## DATASET ROWS
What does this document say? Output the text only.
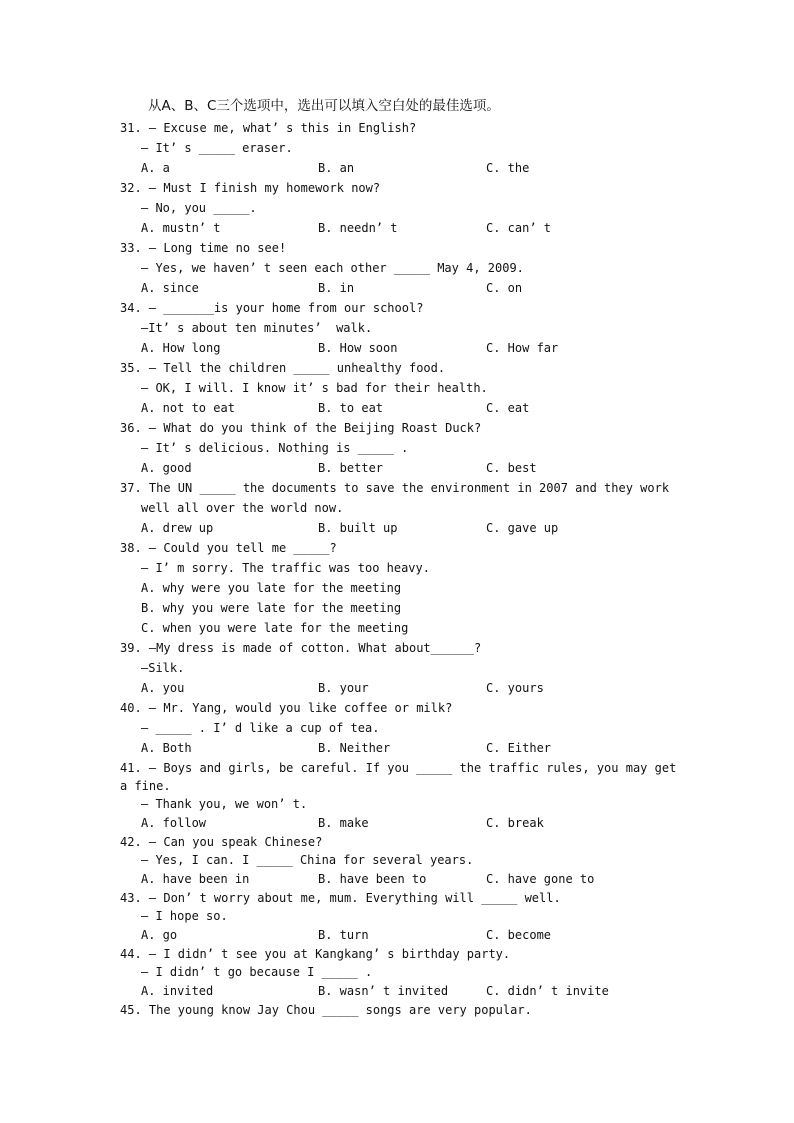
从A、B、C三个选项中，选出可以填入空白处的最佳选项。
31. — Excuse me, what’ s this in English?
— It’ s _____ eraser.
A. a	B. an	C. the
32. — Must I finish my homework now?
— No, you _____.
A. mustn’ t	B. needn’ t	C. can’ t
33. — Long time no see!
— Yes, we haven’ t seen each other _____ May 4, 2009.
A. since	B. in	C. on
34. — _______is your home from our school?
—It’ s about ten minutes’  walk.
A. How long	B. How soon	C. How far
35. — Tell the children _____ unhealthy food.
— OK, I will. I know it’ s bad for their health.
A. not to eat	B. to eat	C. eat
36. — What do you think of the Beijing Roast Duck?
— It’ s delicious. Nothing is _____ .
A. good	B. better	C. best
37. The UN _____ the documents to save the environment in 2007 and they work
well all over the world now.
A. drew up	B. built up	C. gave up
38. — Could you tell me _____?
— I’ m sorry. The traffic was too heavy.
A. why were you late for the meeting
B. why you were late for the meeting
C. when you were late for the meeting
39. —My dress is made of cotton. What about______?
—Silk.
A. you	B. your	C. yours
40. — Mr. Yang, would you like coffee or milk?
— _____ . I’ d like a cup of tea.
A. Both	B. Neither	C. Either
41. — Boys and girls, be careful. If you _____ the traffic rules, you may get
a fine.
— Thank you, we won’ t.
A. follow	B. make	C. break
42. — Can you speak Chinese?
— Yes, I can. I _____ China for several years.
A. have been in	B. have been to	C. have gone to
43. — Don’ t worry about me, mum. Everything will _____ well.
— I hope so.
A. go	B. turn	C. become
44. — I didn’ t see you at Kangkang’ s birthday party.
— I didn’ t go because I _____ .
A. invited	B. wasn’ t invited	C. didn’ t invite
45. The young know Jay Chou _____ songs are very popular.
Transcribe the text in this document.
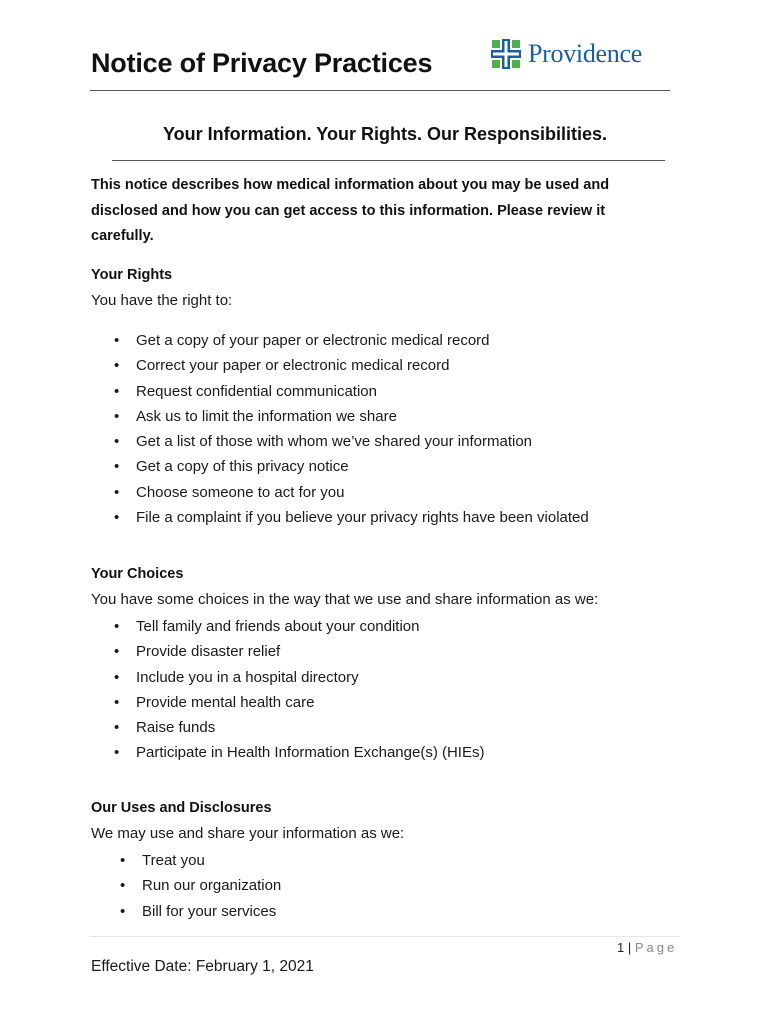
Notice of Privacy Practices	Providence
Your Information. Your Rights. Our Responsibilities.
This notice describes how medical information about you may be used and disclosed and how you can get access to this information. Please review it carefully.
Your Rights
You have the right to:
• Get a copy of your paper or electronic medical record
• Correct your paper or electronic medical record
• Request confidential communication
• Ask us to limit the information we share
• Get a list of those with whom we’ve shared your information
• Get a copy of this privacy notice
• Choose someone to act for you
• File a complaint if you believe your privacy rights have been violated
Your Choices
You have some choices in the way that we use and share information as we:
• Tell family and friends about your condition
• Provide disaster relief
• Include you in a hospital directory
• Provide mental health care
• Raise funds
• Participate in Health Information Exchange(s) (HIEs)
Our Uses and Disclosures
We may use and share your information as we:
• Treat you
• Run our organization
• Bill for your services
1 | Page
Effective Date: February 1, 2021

## TASK REQUIREMENTS
Exactly as written, return every line of the listing, but not the pictures.

## EXERCISE SOLUTION
What does this document say? Output the text only.
从A、B、C三个选项中，选出可以填入空白处的最佳选项。
31. — Excuse me, what’ s this in English?
— It’ s _____ eraser.
A. a	B. an	C. the
32. — Must I finish my homework now?
— No, you _____.
A. mustn’ t	B. needn’ t	C. can’ t
33. — Long time no see!
— Yes, we haven’ t seen each other _____ May 4, 2009.
A. since	B. in	C. on
34. — _______is your home from our school?
—It’ s about ten minutes’  walk.
A. How long	B. How soon	C. How far
35. — Tell the children _____ unhealthy food.
— OK, I will. I know it’ s bad for their health.
A. not to eat	B. to eat	C. eat
36. — What do you think of the Beijing Roast Duck?
— It’ s delicious. Nothing is _____ .
A. good	B. better	C. best
37. The UN _____ the documents to save the environment in 2007 and they work
well all over the world now.
A. drew up	B. built up	C. gave up
38. — Could you tell me _____?
— I’ m sorry. The traffic was too heavy.
A. why were you late for the meeting
B. why you were late for the meeting
C. when you were late for the meeting
39. —My dress is made of cotton. What about______?
—Silk.
A. you	B. your	C. yours
40. — Mr. Yang, would you like coffee or milk?
— _____ . I’ d like a cup of tea.
A. Both	B. Neither	C. Either
41. — Boys and girls, be careful. If you _____ the traffic rules, you may get
a fine.
— Thank you, we won’ t.
A. follow	B. make	C. break
42. — Can you speak Chinese?
— Yes, I can. I _____ China for several years.
A. have been in	B. have been to	C. have gone to
43. — Don’ t worry about me, mum. Everything will _____ well.
— I hope so.
A. go	B. turn	C. become
44. — I didn’ t see you at Kangkang’ s birthday party.
— I didn’ t go because I _____ .
A. invited	B. wasn’ t invited	C. didn’ t invite
45. The young know Jay Chou _____ songs are very popular.
Transcribe the text in this document.
Notice of Privacy Practices	Providence
Your Information. Your Rights. Our Responsibilities.
This notice describes how medical information about you may be used and disclosed and how you can get access to this information. Please review it carefully.
Your Rights
You have the right to:
• Get a copy of your paper or electronic medical record
• Correct your paper or electronic medical record
• Request confidential communication
• Ask us to limit the information we share
• Get a list of those with whom we’ve shared your information
• Get a copy of this privacy notice
• Choose someone to act for you
• File a complaint if you believe your privacy rights have been violated
Your Choices
You have some choices in the way that we use and share information as we:
• Tell family and friends about your condition
• Provide disaster relief
• Include you in a hospital directory
• Provide mental health care
• Raise funds
• Participate in Health Information Exchange(s) (HIEs)
Our Uses and Disclosures
We may use and share your information as we:
• Treat you
• Run our organization
• Bill for your services
1 | Page
Effective Date: February 1, 2021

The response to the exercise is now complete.